Among the lines of these entries, how many hold the word "proper"? State only the number.

[Saved entries]
============================================================
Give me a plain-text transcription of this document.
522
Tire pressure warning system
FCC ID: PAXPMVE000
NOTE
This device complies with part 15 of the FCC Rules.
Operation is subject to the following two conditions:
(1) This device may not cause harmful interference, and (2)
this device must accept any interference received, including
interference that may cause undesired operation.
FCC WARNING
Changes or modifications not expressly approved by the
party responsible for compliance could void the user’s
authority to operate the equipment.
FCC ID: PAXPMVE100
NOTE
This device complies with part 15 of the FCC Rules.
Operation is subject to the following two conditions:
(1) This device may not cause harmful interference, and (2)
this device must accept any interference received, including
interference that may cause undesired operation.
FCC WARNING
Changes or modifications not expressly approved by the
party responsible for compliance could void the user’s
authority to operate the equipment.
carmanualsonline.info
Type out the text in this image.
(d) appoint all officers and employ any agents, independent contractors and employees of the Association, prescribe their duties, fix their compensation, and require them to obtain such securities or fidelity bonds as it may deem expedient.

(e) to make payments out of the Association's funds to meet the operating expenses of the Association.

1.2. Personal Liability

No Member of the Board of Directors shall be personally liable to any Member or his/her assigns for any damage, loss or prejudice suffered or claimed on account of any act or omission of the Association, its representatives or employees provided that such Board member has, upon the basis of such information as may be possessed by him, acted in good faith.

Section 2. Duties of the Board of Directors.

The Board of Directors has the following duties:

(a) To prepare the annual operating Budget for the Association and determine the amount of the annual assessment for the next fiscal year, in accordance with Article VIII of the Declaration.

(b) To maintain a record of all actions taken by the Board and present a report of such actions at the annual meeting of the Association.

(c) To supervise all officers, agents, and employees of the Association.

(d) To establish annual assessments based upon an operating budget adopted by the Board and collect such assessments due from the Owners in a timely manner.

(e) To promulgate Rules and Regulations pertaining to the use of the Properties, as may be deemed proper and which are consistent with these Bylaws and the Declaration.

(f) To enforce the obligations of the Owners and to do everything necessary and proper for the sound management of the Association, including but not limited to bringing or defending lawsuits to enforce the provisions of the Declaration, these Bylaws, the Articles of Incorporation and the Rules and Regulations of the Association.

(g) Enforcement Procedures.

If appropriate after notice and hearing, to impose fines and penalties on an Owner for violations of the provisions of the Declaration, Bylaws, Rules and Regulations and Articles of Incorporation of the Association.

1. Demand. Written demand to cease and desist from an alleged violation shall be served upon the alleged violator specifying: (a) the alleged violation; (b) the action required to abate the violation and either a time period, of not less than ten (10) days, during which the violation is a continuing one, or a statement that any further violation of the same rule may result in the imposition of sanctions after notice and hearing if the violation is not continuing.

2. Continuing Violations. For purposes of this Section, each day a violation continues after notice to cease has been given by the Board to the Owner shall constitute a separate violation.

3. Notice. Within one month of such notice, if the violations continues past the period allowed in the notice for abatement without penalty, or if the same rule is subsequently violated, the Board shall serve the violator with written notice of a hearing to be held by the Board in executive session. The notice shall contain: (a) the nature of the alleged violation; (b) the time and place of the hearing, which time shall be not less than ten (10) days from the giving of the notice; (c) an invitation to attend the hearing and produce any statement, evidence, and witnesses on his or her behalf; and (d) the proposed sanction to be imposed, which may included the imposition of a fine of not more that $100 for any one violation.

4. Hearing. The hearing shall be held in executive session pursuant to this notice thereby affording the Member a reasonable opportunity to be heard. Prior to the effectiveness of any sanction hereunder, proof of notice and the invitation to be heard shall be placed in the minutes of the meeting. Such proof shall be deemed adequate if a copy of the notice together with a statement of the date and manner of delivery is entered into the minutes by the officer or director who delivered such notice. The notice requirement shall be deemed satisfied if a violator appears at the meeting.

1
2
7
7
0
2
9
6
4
============================================================
> [Completed exercise] 2